*** Opening INPUT FOR THIS TASK ***

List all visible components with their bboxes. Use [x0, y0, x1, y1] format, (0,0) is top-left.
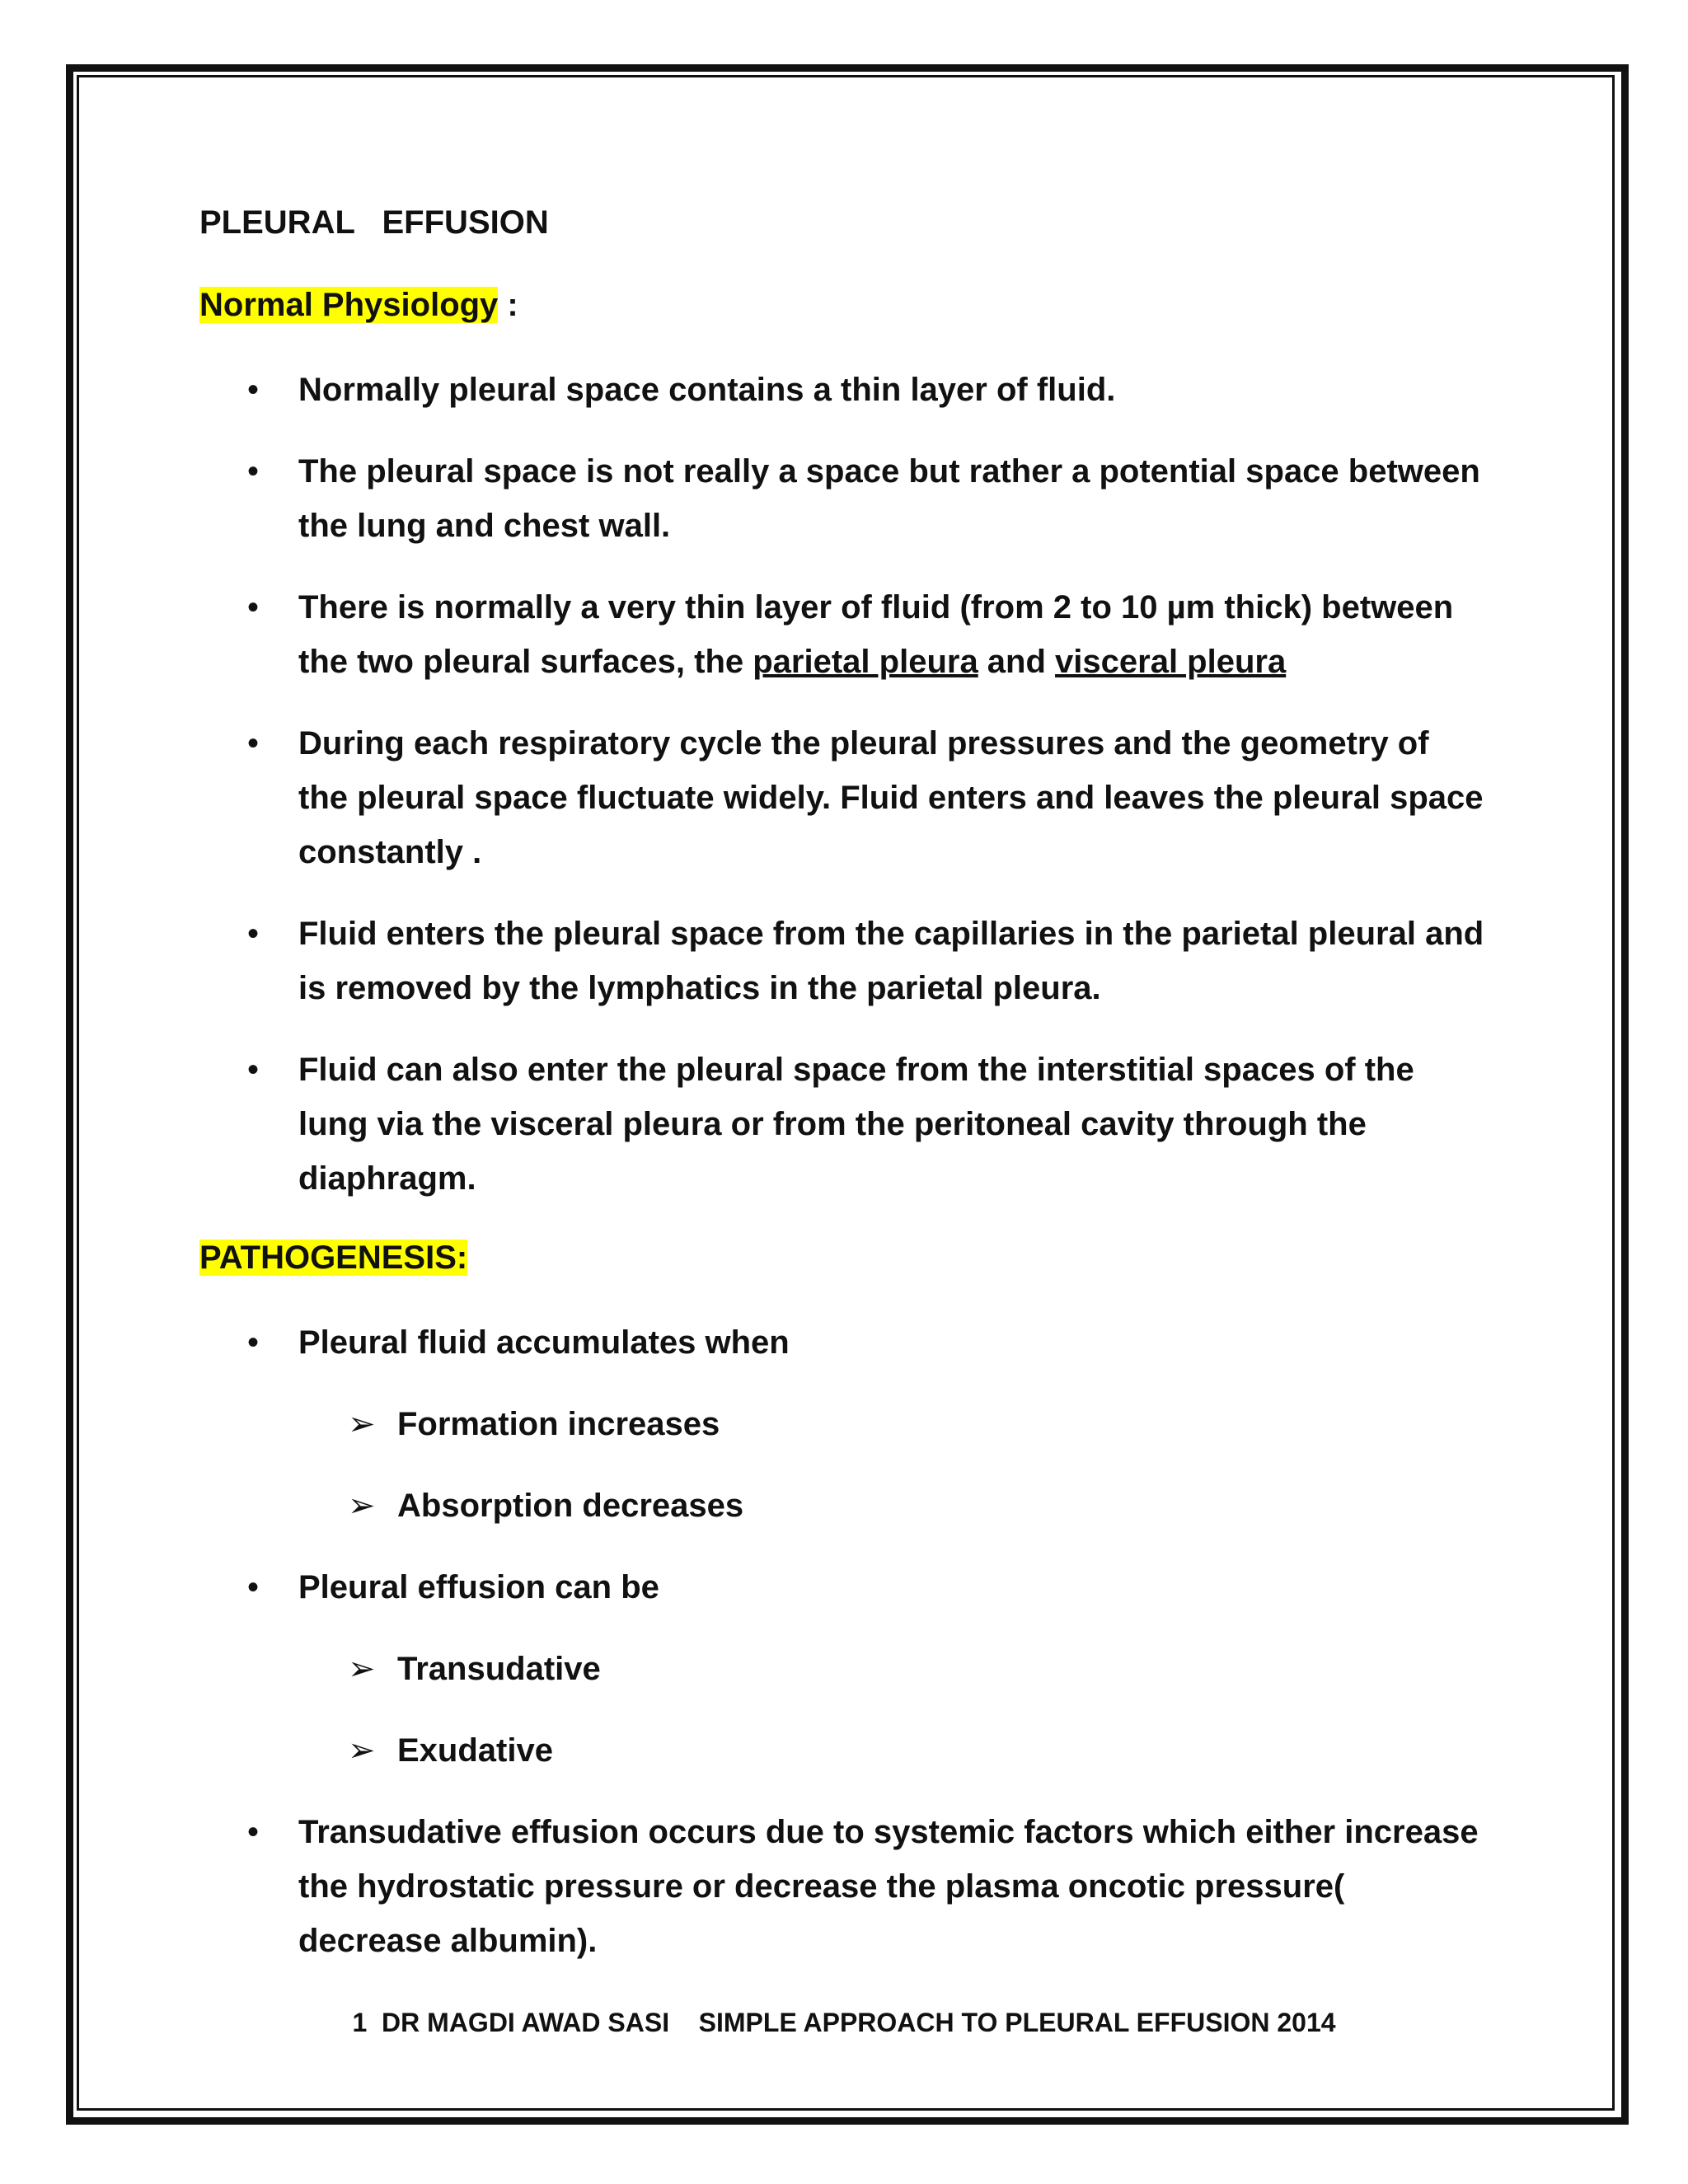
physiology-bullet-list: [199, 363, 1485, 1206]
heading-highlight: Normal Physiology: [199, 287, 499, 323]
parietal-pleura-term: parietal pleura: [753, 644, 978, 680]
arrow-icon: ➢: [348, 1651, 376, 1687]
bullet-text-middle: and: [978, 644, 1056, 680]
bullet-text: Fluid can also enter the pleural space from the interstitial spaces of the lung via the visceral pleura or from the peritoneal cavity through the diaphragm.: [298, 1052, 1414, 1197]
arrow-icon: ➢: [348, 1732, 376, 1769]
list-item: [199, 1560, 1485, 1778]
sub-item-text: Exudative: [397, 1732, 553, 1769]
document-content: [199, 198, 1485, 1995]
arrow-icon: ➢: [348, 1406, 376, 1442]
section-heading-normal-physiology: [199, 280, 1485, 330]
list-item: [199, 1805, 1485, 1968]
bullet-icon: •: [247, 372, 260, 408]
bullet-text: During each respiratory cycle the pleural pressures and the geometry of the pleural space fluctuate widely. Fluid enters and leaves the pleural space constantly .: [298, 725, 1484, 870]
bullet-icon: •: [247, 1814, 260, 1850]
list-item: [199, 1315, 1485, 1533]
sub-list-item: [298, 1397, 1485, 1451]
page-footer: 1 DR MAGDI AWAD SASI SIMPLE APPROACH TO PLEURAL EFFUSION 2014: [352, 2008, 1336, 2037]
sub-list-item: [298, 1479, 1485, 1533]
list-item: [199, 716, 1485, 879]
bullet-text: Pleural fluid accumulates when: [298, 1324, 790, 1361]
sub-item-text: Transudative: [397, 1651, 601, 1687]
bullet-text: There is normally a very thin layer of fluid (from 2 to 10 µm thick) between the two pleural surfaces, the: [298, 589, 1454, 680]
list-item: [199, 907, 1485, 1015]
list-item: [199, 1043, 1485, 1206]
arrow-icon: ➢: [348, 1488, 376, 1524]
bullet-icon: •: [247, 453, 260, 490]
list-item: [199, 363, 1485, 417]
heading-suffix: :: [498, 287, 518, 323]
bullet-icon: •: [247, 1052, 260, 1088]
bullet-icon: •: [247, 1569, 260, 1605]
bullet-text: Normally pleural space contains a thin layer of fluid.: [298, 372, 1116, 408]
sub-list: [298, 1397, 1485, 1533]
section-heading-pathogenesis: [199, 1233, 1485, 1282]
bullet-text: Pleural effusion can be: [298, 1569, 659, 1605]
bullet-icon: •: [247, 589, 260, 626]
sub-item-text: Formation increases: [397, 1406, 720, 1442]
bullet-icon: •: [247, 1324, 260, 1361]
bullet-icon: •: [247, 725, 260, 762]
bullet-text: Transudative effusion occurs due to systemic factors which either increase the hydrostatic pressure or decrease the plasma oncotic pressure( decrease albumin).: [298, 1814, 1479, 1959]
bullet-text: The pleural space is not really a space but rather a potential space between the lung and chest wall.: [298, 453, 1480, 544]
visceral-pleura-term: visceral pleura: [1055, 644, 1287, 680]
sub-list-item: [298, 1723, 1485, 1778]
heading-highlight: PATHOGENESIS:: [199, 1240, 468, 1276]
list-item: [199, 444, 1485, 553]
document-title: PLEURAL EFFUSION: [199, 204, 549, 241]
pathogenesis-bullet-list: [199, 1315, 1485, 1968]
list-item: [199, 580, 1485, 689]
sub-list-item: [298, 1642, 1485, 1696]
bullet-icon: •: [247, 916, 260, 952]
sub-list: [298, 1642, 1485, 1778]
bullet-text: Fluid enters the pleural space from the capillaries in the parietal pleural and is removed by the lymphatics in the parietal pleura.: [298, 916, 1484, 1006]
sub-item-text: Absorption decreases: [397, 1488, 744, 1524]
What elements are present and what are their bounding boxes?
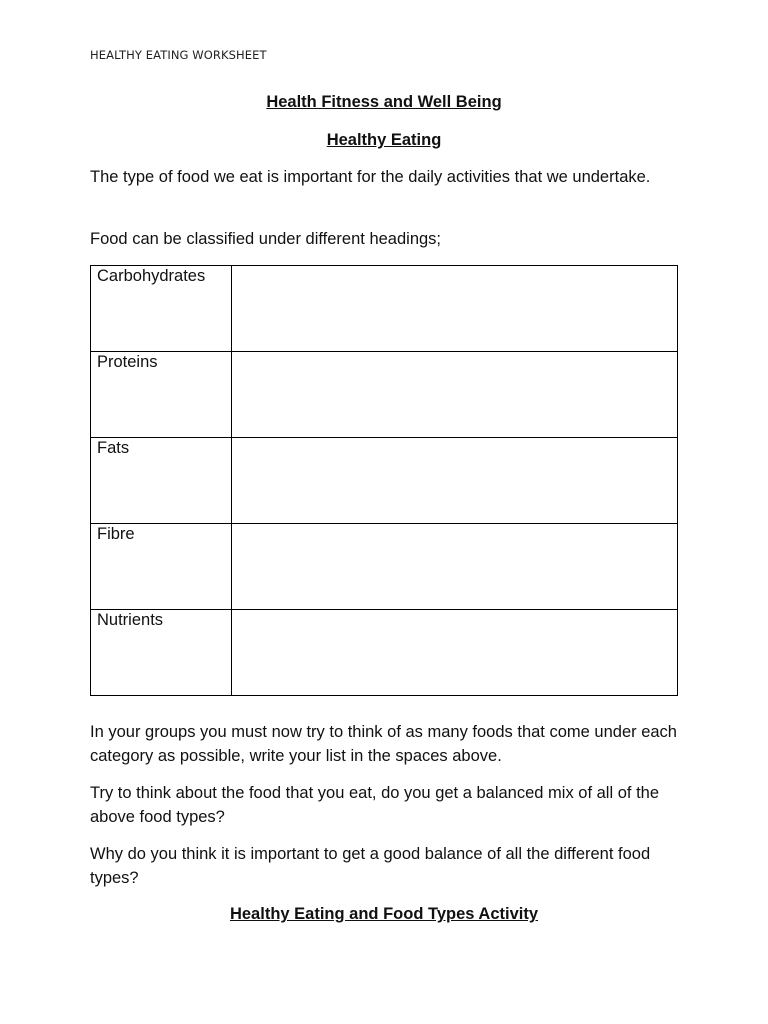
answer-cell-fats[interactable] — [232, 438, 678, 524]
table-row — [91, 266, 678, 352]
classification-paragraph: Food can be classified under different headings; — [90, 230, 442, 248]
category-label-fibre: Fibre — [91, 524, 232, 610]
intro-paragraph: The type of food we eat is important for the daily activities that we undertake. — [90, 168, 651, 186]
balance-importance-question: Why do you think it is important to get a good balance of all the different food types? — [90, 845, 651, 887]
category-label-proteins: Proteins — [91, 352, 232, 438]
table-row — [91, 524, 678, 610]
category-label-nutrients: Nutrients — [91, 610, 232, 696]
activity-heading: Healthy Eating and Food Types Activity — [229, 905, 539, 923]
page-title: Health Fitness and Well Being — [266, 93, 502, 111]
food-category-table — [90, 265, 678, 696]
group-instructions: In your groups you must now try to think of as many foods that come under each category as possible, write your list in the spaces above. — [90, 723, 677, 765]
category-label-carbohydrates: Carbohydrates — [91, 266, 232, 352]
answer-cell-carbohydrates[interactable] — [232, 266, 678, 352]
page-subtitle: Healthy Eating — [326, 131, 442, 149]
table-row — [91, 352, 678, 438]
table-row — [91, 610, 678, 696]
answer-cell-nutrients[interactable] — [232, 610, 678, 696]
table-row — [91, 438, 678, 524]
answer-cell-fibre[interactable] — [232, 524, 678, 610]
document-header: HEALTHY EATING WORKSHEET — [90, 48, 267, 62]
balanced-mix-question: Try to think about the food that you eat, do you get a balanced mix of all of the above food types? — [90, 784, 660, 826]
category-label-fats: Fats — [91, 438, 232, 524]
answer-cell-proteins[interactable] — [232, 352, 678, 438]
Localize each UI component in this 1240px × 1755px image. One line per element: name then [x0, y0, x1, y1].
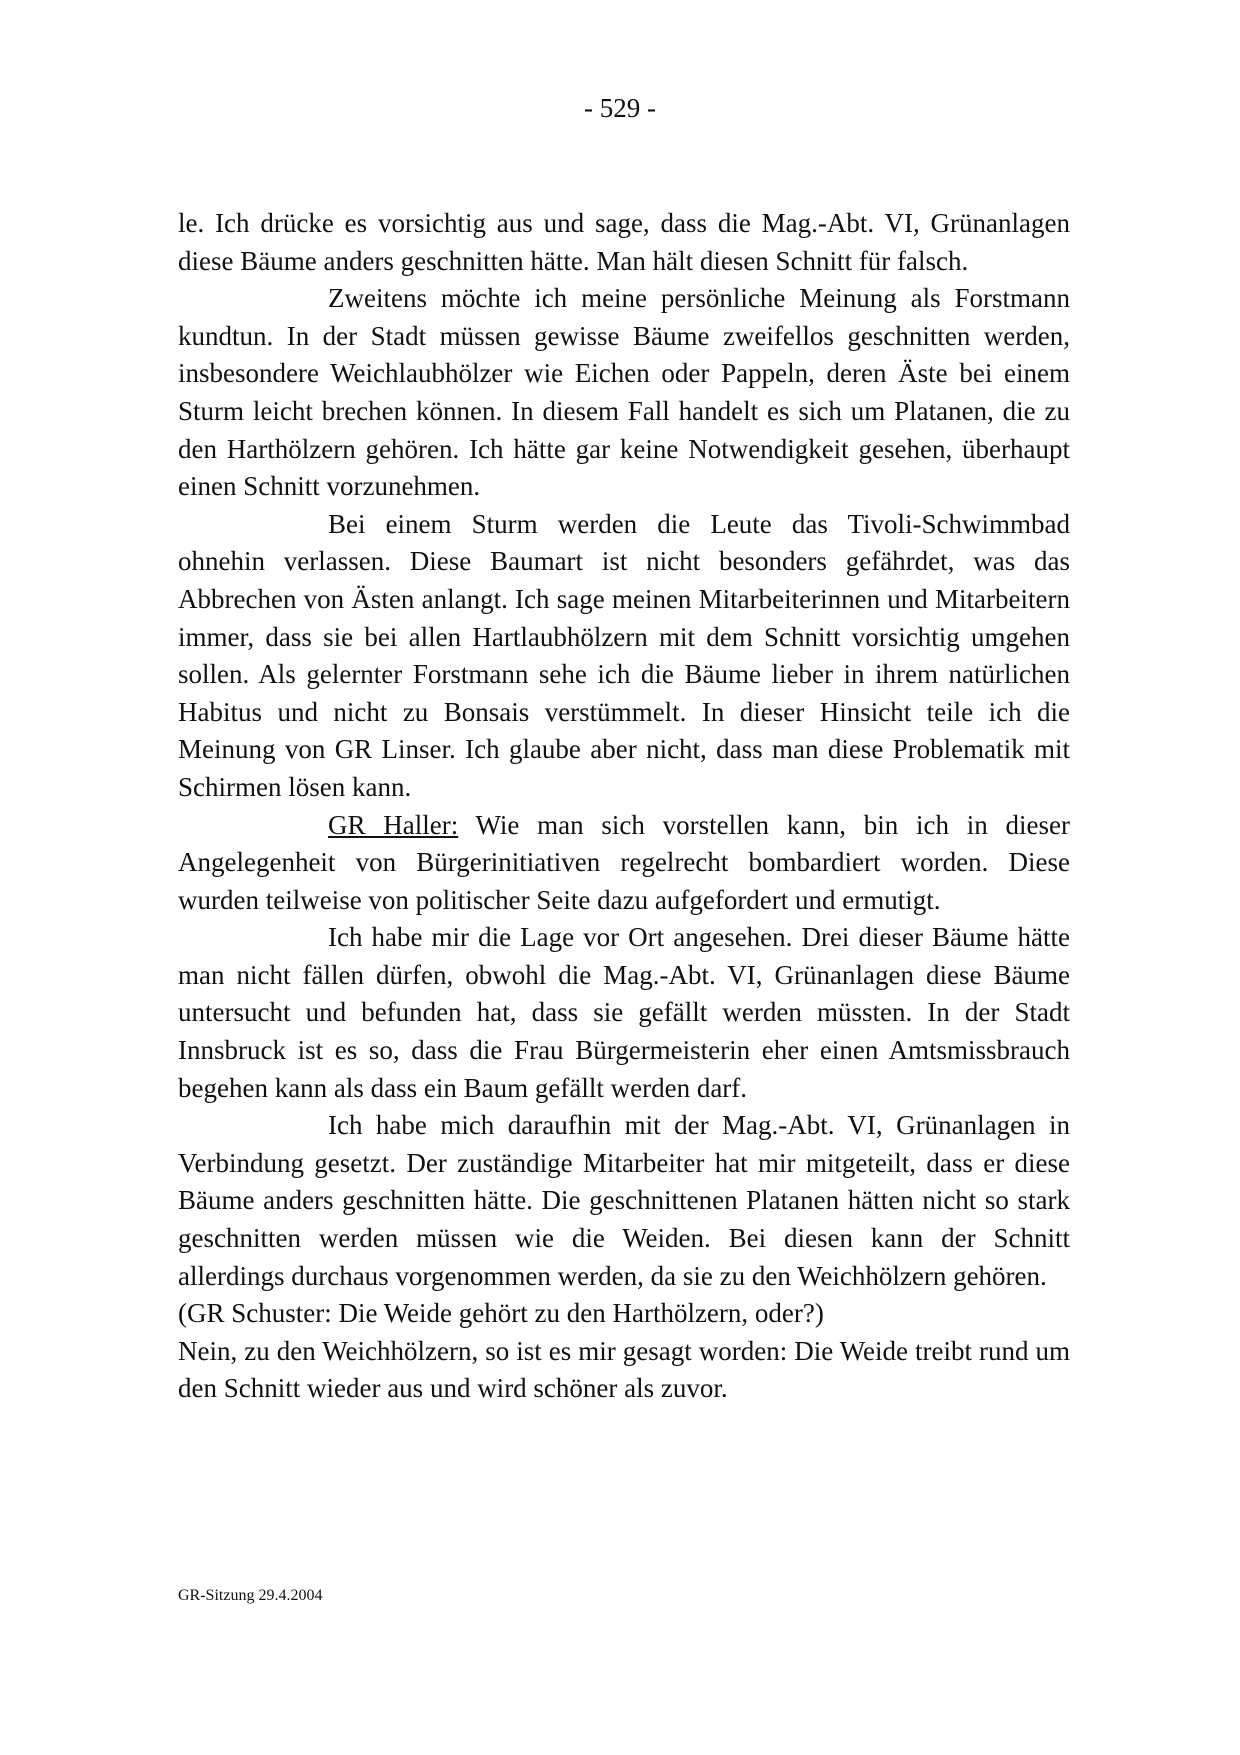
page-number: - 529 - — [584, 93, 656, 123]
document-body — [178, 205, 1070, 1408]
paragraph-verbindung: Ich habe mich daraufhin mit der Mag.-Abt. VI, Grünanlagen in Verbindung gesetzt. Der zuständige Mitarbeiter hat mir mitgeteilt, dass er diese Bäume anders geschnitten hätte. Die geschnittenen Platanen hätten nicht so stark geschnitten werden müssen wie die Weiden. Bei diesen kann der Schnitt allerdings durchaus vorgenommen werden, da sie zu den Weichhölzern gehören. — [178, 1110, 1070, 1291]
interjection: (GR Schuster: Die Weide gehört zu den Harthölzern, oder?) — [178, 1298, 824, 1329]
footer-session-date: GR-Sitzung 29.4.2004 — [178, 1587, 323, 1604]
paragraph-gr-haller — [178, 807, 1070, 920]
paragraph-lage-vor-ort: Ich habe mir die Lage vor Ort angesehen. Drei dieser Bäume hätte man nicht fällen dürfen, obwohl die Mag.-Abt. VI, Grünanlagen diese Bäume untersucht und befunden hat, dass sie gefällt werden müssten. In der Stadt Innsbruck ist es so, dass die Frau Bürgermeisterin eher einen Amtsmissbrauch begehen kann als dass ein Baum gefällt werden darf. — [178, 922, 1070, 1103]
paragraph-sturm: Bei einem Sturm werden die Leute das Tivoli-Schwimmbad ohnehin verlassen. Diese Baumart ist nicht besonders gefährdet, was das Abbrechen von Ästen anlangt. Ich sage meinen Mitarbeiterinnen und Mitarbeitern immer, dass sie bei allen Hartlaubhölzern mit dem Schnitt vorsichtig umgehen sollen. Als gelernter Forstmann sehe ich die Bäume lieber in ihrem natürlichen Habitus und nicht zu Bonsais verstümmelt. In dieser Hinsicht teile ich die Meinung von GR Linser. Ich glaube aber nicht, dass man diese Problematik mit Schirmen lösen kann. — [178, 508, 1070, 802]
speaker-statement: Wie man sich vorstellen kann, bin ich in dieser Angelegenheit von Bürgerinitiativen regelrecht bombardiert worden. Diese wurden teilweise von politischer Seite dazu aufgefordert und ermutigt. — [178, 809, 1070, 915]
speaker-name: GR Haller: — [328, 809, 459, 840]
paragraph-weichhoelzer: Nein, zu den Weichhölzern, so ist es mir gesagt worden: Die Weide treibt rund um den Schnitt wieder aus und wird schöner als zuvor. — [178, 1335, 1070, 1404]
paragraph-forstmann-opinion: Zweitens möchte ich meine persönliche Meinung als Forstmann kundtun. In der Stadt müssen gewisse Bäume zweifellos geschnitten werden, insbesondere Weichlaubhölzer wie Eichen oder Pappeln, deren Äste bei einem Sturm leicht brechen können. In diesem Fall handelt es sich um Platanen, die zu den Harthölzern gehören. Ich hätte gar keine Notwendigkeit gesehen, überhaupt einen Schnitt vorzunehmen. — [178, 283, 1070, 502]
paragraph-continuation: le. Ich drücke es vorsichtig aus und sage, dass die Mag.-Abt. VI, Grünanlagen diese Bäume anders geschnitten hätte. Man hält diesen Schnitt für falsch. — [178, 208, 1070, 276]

*** Closing INPUT FOR THIS TASK ***

# EXERCISE PROMPT:
Filter the records above for lines containing the word "arrow", and copy those lines.

# EXPECTED ANSWER:
arrow-icon: ➢: [348, 1651, 376, 1687]
arrow-icon: ➢: [348, 1732, 376, 1769]
arrow-icon: ➢: [348, 1406, 376, 1442]
arrow-icon: ➢: [348, 1488, 376, 1524]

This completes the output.